Challenge:
Copy each line exactly. Leave nothing out.

Listed records:
Start
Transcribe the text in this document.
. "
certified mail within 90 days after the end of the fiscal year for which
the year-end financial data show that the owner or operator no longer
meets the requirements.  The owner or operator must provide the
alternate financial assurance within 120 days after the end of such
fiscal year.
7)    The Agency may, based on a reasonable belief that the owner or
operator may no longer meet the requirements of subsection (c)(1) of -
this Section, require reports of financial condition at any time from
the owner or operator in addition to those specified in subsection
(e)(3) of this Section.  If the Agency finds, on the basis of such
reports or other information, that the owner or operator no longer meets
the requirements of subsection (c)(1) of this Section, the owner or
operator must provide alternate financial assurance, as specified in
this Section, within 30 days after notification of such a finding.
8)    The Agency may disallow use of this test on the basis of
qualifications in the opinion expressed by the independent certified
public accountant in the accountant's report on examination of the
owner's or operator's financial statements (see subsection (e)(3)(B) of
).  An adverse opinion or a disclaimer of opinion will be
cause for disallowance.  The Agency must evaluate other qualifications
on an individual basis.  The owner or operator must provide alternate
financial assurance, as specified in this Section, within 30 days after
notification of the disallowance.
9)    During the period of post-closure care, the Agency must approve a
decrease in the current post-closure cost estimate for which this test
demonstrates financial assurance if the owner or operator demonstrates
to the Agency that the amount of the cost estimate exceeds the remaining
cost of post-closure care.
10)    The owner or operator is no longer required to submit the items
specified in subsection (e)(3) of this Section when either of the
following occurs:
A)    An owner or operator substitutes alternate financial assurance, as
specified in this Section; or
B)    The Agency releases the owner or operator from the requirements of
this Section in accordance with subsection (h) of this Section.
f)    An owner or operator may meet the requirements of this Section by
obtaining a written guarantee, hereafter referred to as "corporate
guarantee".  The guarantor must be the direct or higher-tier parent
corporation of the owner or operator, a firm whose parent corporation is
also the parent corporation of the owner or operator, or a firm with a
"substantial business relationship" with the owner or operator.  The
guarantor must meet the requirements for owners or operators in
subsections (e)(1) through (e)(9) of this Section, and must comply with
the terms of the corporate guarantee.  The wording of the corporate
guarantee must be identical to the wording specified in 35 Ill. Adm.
End
Correct output:
Transcribe the text in this document.
. "
certified mail within 90 days after the end of the fiscal year for which
the year-end financial data show that the owner or operator no longer
meets the requirements.  The owner or operator must provide the
alternate financial assurance within 120 days after the end of such
fiscal year.
7)    The Agency may, based on a reasonable belief that the owner or
operator may no longer meet the requirements of subsection (c)(1) of -
this Section, require reports of financial condition at any time from
the owner or operator in addition to those specified in subsection
(e)(3) of this Section.  If the Agency finds, on the basis of such
reports or other information, that the owner or operator no longer meets
the requirements of subsection (c)(1) of this Section, the owner or
operator must provide alternate financial assurance, as specified in
this Section, within 30 days after notification of such a finding.
8)    The Agency may disallow use of this test on the basis of
qualifications in the opinion expressed by the independent certified
public accountant in the accountant's report on examination of the
owner's or operator's financial statements (see subsection (e)(3)(B) of
).  An adverse opinion or a disclaimer of opinion will be
cause for disallowance.  The Agency must evaluate other qualifications
on an individual basis.  The owner or operator must provide alternate
financial assurance, as specified in this Section, within 30 days after
notification of the disallowance.
9)    During the period of post-closure care, the Agency must approve a
decrease in the current post-closure cost estimate for which this test
demonstrates financial assurance if the owner or operator demonstrates
to the Agency that the amount of the cost estimate exceeds the remaining
cost of post-closure care.
10)    The owner or operator is no longer required to submit the items
specified in subsection (e)(3) of this Section when either of the
following occurs:
A)    An owner or operator substitutes alternate financial assurance, as
specified in this Section; or
B)    The Agency releases the owner or operator from the requirements of
this Section in accordance with subsection (h) of this Section.
f)    An owner or operator may meet the requirements of this Section by
obtaining a written guarantee, hereafter referred to as "corporate
guarantee".  The guarantor must be the direct or higher-tier parent
corporation of the owner or operator, a firm whose parent corporation is
also the parent corporation of the owner or operator, or a firm with a
"substantial business relationship" with the owner or operator.  The
guarantor must meet the requirements for owners or operators in
subsections (e)(1) through (e)(9) of this Section, and must comply with
the terms of the corporate guarantee.  The wording of the corporate
guarantee must be identical to the wording specified in 35 Ill. Adm.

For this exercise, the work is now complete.